■ Problem to work on: The reply should contain every entry below exactly as written, with no images.

■ Dataset records:

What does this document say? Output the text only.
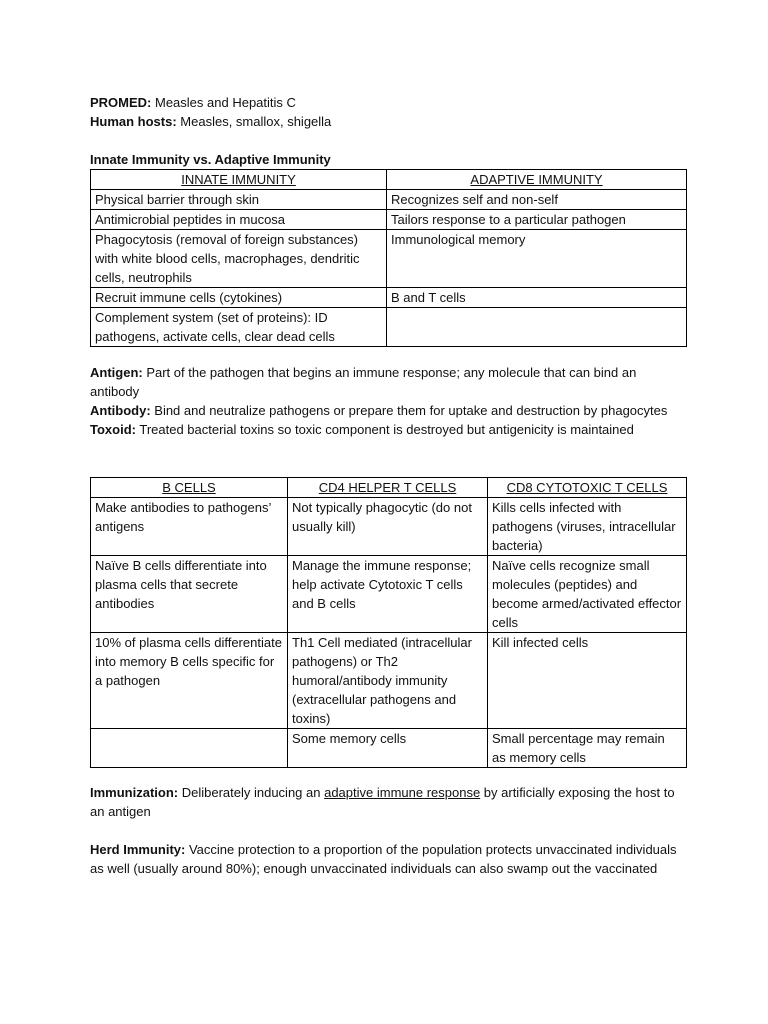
PROMED: Measles and Hepatitis C

Human hosts: Measles, smallox, shigella

Innate Immunity vs. Adaptive Immunity

INNATE IMMUNITY	ADAPTIVE IMMUNITY
Physical barrier through skin	Recognizes self and non-self
Antimicrobial peptides in mucosa	Tailors response to a particular pathogen
Phagocytosis (removal of foreign substances) with white blood cells, macrophages, dendritic cells, neutrophils	Immunological memory
Recruit immune cells (cytokines)	B and T cells
Complement system (set of proteins): ID pathogens, activate cells, clear dead cells	

Antigen: Part of the pathogen that begins an immune response; any molecule that can bind an antibody

Antibody: Bind and neutralize pathogens or prepare them for uptake and destruction by phagocytes

Toxoid: Treated bacterial toxins so toxic component is destroyed but antigenicity is maintained

B CELLS	CD4 HELPER T CELLS	CD8 CYTOTOXIC T CELLS
Make antibodies to pathogens’ antigens	Not typically phagocytic (do not usually kill)	Kills cells infected with pathogens (viruses, intracellular bacteria)
Naïve B cells differentiate into plasma cells that secrete antibodies	Manage the immune response; help activate Cytotoxic T cells and B cells	Naïve cells recognize small molecules (peptides) and become armed/activated effector cells
10% of plasma cells differentiate into memory B cells specific for a pathogen	Th1 Cell mediated (intracellular pathogens) or Th2 humoral/antibody immunity (extracellular pathogens and toxins)	Kill infected cells
	Some memory cells	Small percentage may remain as memory cells

Immunization: Deliberately inducing an adaptive immune response by artificially exposing the host to an antigen

Herd Immunity: Vaccine protection to a proportion of the population protects unvaccinated individuals as well (usually around 80%); enough unvaccinated individuals can also swamp out the vaccinated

■ Task solution:
What does this document say? Output the text only.
PROMED: Measles and Hepatitis C

Human hosts: Measles, smallox, shigella

Innate Immunity vs. Adaptive Immunity

INNATE IMMUNITY	ADAPTIVE IMMUNITY
Physical barrier through skin	Recognizes self and non-self
Antimicrobial peptides in mucosa	Tailors response to a particular pathogen
Phagocytosis (removal of foreign substances) with white blood cells, macrophages, dendritic cells, neutrophils	Immunological memory
Recruit immune cells (cytokines)	B and T cells
Complement system (set of proteins): ID pathogens, activate cells, clear dead cells	

Antigen: Part of the pathogen that begins an immune response; any molecule that can bind an antibody

Antibody: Bind and neutralize pathogens or prepare them for uptake and destruction by phagocytes

Toxoid: Treated bacterial toxins so toxic component is destroyed but antigenicity is maintained

B CELLS	CD4 HELPER T CELLS	CD8 CYTOTOXIC T CELLS
Make antibodies to pathogens’ antigens	Not typically phagocytic (do not usually kill)	Kills cells infected with pathogens (viruses, intracellular bacteria)
Naïve B cells differentiate into plasma cells that secrete antibodies	Manage the immune response; help activate Cytotoxic T cells and B cells	Naïve cells recognize small molecules (peptides) and become armed/activated effector cells
10% of plasma cells differentiate into memory B cells specific for a pathogen	Th1 Cell mediated (intracellular pathogens) or Th2 humoral/antibody immunity (extracellular pathogens and toxins)	Kill infected cells
	Some memory cells	Small percentage may remain as memory cells

Immunization: Deliberately inducing an adaptive immune response by artificially exposing the host to an antigen

Herd Immunity: Vaccine protection to a proportion of the population protects unvaccinated individuals as well (usually around 80%); enough unvaccinated individuals can also swamp out the vaccinated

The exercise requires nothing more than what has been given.